* [Your instructions]
Take every line from the listing below that contains "this".

Dataset records
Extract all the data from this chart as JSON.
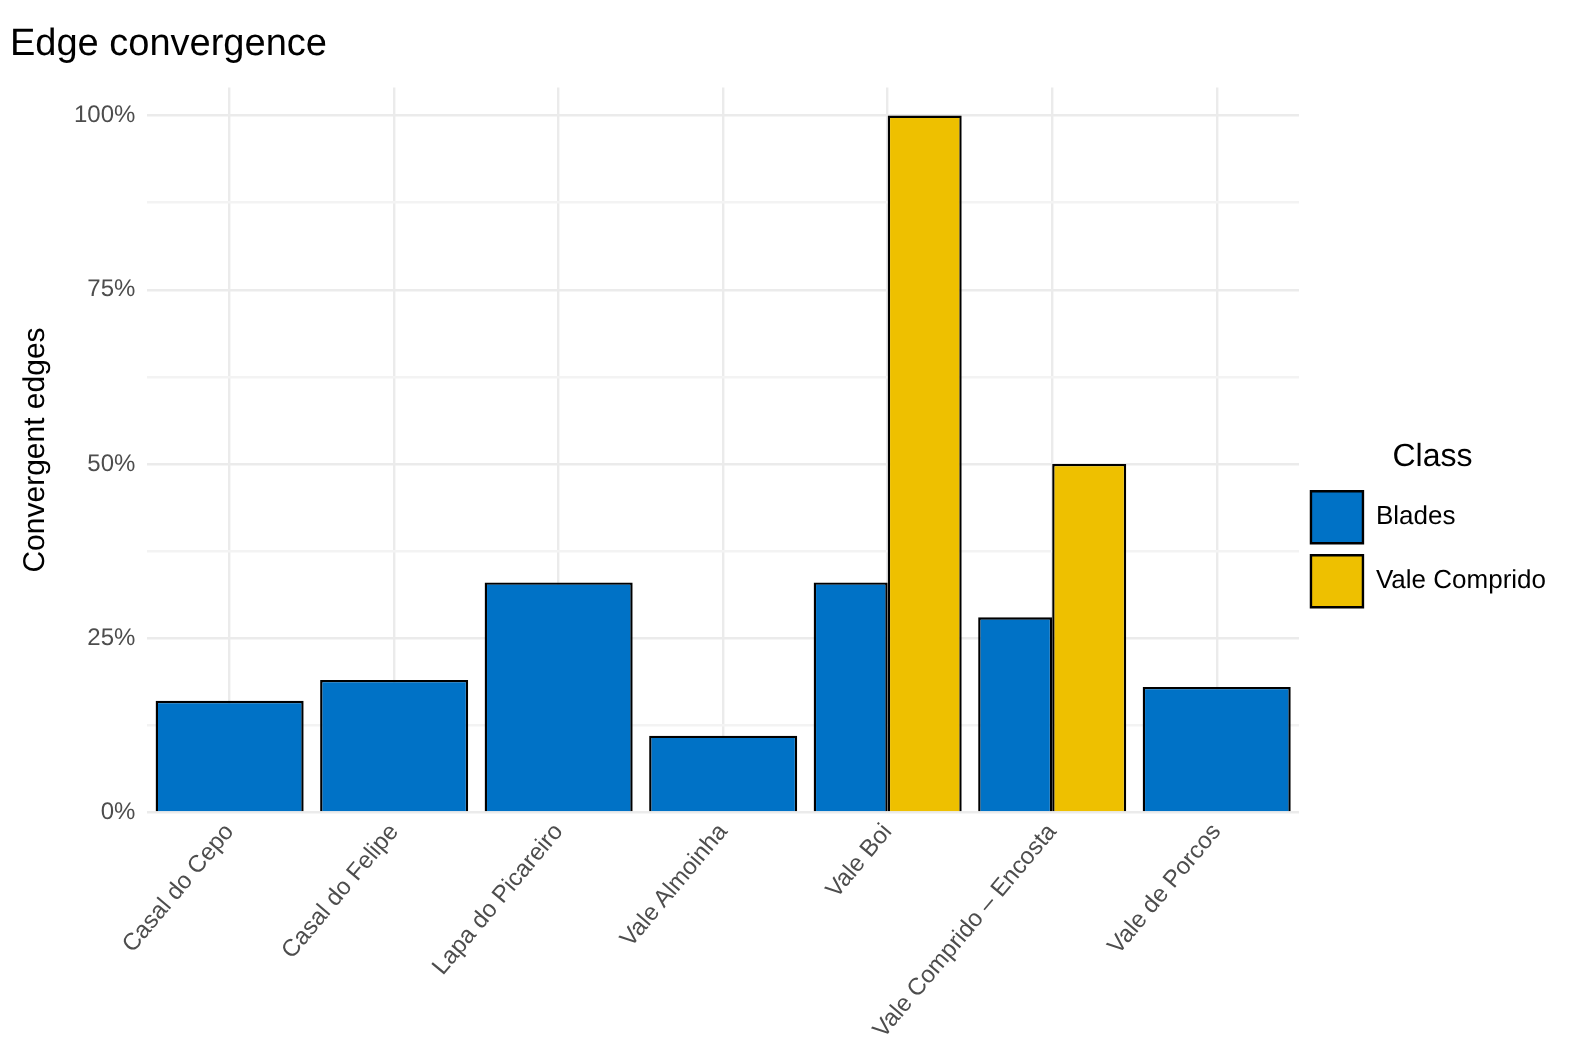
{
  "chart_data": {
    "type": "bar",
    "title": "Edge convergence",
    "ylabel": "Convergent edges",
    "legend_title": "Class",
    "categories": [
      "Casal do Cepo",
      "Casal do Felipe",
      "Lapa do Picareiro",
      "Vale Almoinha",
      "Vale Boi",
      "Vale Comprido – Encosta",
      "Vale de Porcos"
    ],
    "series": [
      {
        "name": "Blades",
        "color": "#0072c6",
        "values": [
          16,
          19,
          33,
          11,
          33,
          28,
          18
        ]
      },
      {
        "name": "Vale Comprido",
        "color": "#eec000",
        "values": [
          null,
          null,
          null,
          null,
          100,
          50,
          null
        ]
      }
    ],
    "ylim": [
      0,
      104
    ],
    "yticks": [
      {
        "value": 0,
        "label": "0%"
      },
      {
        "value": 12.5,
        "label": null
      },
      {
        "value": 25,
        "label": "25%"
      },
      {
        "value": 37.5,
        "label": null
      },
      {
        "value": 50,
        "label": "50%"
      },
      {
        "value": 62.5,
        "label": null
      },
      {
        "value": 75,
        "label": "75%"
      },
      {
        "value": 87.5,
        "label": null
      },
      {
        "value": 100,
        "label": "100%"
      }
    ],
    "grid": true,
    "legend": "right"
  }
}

==

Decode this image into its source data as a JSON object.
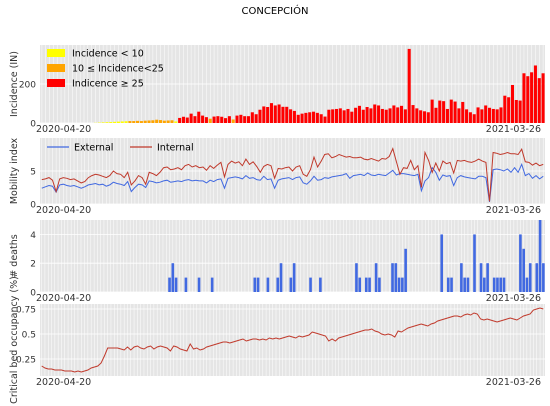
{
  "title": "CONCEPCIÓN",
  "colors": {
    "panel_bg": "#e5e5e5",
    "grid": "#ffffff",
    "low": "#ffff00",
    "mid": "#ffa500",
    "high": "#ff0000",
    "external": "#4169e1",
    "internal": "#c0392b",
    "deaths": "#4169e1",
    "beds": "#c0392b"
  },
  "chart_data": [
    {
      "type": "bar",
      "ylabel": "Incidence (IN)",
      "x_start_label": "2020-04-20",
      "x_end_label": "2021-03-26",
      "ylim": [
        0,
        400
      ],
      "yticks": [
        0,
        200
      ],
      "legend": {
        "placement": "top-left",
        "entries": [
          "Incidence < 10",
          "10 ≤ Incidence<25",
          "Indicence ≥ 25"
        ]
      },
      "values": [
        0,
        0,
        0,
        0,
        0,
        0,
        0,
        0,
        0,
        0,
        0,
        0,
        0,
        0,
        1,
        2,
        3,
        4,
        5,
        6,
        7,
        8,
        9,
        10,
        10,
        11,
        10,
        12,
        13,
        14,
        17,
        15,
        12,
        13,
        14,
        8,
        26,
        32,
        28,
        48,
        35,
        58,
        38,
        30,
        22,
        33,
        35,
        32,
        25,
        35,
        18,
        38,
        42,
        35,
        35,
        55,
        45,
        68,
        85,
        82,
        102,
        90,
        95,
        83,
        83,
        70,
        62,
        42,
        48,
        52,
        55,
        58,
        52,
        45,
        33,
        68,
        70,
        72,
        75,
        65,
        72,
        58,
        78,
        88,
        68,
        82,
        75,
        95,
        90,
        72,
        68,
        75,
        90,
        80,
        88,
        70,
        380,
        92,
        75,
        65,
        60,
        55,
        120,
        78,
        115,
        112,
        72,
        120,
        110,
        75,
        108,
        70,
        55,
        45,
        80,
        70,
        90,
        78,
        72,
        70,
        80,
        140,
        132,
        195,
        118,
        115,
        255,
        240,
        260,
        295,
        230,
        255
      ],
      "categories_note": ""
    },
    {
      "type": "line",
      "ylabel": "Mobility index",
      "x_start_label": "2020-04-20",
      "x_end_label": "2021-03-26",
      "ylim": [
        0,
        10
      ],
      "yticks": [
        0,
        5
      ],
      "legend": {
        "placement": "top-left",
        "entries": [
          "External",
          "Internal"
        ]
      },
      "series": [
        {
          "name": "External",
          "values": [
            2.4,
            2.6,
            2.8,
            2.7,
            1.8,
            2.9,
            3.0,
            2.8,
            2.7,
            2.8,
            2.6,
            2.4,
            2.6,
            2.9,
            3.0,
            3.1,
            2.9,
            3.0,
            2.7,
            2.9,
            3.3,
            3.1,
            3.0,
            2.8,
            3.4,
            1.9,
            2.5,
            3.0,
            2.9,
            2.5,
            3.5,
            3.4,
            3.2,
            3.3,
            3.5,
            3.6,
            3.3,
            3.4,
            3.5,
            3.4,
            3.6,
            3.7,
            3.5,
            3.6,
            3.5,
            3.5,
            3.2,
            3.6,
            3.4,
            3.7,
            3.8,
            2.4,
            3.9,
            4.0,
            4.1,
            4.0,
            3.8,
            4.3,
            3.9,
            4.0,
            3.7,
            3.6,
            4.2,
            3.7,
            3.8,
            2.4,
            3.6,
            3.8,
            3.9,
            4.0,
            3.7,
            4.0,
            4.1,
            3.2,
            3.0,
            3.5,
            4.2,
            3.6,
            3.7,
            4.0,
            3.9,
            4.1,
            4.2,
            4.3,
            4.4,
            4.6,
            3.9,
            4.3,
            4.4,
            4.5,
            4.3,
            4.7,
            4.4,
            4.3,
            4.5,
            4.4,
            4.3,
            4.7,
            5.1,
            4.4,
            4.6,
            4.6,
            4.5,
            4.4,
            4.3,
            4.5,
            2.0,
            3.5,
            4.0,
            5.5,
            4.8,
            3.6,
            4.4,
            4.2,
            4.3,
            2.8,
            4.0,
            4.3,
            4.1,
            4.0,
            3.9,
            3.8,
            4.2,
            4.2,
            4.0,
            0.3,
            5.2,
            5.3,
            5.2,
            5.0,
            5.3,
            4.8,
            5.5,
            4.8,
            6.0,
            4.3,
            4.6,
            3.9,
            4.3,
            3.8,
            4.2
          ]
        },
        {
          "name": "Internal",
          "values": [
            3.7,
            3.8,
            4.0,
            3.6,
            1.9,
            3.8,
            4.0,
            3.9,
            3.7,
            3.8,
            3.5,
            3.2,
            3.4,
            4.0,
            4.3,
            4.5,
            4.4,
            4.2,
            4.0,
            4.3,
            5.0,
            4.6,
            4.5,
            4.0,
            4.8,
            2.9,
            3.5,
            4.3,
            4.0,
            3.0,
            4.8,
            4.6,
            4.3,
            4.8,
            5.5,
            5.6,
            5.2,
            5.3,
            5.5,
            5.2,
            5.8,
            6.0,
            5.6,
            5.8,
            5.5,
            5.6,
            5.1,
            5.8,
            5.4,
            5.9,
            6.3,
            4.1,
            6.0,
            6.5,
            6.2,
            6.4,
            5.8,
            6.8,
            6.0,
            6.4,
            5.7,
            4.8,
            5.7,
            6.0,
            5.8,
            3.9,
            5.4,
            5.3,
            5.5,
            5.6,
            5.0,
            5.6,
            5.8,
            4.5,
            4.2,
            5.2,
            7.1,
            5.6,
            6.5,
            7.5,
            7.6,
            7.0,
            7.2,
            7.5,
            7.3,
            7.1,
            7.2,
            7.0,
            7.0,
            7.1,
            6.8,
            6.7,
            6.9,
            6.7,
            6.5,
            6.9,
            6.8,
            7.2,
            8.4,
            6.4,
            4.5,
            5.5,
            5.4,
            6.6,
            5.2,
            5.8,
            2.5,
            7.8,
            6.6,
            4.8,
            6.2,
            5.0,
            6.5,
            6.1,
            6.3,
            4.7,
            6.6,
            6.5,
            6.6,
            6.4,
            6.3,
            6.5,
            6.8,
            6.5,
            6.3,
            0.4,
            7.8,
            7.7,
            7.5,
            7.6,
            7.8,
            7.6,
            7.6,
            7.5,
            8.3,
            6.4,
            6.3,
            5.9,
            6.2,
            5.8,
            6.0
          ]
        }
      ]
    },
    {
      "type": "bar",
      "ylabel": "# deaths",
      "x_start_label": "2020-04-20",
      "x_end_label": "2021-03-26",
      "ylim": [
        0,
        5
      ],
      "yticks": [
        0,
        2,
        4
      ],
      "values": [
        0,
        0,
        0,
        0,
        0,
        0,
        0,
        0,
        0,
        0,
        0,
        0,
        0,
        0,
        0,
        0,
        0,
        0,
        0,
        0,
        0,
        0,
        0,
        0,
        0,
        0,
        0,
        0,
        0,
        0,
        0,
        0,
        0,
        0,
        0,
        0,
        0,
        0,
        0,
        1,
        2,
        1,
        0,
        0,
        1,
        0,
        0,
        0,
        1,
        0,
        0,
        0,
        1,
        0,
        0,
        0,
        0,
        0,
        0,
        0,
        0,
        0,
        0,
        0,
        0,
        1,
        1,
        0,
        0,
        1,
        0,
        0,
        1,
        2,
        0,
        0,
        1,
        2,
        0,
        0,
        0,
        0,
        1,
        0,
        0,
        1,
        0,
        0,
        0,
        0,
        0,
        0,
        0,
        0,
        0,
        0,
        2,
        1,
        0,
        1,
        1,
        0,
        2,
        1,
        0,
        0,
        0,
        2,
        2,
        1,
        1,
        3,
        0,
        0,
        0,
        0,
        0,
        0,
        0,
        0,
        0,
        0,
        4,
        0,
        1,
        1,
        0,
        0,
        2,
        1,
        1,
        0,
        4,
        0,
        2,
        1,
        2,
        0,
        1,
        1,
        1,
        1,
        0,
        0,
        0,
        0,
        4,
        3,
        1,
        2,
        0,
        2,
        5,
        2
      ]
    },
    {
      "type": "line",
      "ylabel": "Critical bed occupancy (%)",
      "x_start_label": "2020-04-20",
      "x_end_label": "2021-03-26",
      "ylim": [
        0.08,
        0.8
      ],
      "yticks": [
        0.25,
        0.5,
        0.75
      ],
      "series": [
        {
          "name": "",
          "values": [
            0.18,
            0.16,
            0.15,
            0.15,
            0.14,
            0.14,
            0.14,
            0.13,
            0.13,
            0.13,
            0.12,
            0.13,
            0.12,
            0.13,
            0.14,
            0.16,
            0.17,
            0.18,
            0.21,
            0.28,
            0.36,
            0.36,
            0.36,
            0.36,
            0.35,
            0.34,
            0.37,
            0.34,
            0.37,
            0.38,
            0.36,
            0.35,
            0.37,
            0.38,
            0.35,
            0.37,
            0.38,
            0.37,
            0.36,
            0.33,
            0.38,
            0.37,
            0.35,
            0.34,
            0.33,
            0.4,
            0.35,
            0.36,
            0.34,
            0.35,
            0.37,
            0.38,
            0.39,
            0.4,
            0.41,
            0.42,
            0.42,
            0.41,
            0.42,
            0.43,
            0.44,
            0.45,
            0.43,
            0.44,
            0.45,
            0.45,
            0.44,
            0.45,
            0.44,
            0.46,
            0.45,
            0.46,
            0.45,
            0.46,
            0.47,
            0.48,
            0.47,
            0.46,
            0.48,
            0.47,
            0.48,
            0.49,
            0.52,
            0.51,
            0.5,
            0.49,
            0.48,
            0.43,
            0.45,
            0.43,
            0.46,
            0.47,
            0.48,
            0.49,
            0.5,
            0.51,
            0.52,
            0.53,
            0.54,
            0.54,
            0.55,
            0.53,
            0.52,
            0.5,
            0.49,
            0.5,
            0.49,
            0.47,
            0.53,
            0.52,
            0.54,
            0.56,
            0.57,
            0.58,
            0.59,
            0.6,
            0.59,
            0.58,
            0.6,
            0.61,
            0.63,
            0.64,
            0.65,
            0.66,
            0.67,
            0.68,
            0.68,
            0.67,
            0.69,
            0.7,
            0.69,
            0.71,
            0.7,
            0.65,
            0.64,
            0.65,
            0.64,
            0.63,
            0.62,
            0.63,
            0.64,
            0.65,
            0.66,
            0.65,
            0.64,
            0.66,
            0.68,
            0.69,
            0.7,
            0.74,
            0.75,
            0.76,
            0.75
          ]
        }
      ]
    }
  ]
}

--

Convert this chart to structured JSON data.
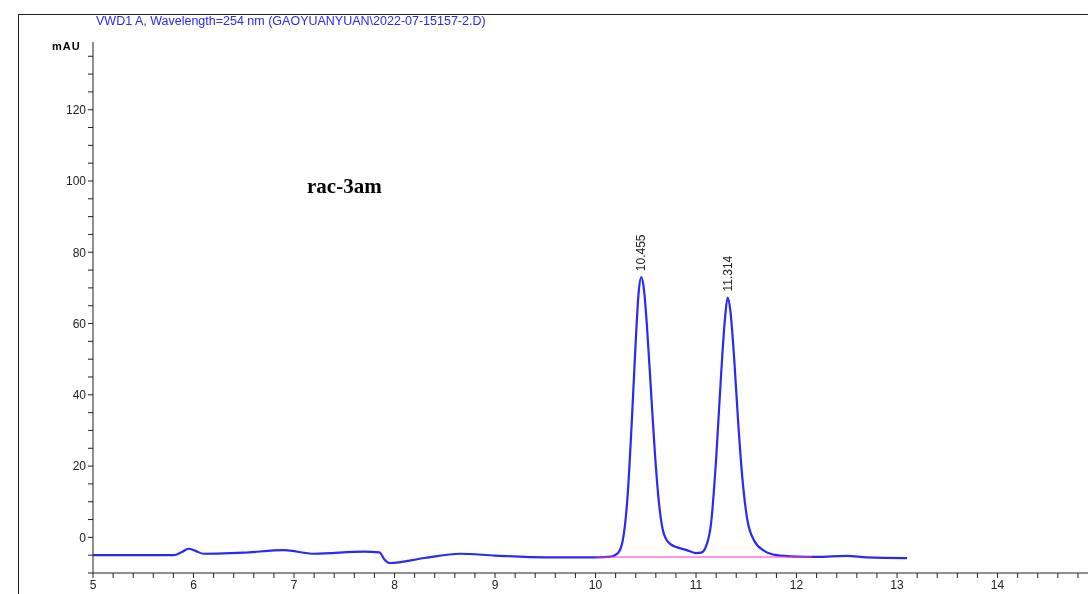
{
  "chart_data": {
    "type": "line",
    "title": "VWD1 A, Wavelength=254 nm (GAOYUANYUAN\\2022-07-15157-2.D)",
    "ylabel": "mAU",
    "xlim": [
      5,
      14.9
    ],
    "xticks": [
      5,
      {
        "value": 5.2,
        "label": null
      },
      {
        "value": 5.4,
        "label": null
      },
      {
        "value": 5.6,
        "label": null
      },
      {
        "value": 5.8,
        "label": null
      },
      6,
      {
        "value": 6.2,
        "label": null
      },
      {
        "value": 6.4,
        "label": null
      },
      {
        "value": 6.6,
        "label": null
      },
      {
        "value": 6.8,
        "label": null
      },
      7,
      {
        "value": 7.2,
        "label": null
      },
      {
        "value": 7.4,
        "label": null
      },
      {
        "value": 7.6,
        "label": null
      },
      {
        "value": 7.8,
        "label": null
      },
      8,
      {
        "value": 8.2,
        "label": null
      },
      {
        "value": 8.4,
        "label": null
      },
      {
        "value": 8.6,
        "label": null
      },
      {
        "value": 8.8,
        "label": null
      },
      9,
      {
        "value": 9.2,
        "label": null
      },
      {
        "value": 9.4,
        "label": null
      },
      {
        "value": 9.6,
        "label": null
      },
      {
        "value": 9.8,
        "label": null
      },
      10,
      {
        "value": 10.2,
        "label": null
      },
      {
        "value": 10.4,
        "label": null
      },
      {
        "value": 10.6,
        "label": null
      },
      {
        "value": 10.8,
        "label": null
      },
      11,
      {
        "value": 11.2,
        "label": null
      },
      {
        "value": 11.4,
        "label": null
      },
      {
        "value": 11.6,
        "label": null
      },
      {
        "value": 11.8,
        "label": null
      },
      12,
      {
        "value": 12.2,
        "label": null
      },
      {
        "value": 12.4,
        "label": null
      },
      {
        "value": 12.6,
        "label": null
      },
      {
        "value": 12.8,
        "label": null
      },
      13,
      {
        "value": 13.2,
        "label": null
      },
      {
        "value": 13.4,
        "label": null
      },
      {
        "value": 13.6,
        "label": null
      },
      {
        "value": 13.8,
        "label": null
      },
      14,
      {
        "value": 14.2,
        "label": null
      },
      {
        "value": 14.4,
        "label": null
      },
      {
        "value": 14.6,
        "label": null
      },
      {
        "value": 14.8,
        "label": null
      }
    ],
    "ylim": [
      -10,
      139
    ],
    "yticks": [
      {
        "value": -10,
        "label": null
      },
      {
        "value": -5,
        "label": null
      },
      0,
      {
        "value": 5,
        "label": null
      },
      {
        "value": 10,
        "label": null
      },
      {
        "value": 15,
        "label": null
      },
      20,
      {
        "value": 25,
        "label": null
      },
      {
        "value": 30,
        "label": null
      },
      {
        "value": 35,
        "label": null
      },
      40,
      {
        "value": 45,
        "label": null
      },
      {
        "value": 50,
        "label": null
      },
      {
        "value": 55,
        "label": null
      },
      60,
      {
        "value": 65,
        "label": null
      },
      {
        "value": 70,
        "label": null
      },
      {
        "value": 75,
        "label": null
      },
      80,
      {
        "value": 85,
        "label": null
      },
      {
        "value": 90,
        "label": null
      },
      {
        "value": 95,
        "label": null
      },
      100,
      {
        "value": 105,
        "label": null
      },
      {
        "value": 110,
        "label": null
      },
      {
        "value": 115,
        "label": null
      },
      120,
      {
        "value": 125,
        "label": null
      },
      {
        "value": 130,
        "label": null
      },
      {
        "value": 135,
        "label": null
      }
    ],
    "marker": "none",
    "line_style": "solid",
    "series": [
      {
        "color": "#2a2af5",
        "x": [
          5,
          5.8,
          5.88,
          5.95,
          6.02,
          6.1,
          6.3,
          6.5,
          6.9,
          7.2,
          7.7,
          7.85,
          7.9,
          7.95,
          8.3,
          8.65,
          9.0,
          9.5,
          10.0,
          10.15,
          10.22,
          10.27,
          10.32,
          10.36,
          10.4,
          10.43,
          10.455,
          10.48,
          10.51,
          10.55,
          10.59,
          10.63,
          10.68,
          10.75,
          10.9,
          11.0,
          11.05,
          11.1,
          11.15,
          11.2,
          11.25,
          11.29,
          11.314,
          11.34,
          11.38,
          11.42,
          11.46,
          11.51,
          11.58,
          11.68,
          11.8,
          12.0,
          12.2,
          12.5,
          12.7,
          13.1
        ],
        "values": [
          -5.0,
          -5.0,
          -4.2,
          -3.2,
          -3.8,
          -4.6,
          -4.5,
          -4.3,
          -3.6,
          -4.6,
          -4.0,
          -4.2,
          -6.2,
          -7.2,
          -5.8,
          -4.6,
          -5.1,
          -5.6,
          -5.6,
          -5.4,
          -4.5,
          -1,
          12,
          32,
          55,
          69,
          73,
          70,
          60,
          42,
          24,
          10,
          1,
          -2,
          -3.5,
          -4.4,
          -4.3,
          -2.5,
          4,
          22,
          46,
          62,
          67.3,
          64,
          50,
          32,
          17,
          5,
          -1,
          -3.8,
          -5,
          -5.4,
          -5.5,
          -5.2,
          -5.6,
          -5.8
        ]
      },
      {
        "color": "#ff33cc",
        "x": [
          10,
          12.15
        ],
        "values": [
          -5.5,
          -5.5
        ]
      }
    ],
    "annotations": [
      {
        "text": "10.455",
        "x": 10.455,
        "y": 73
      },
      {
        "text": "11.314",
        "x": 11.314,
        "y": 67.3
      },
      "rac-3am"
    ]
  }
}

* [Written reply]
Extract all the data from this chart as JSON.
Decode this image into its source data as a JSON object.
Convert this chart to structured JSON data.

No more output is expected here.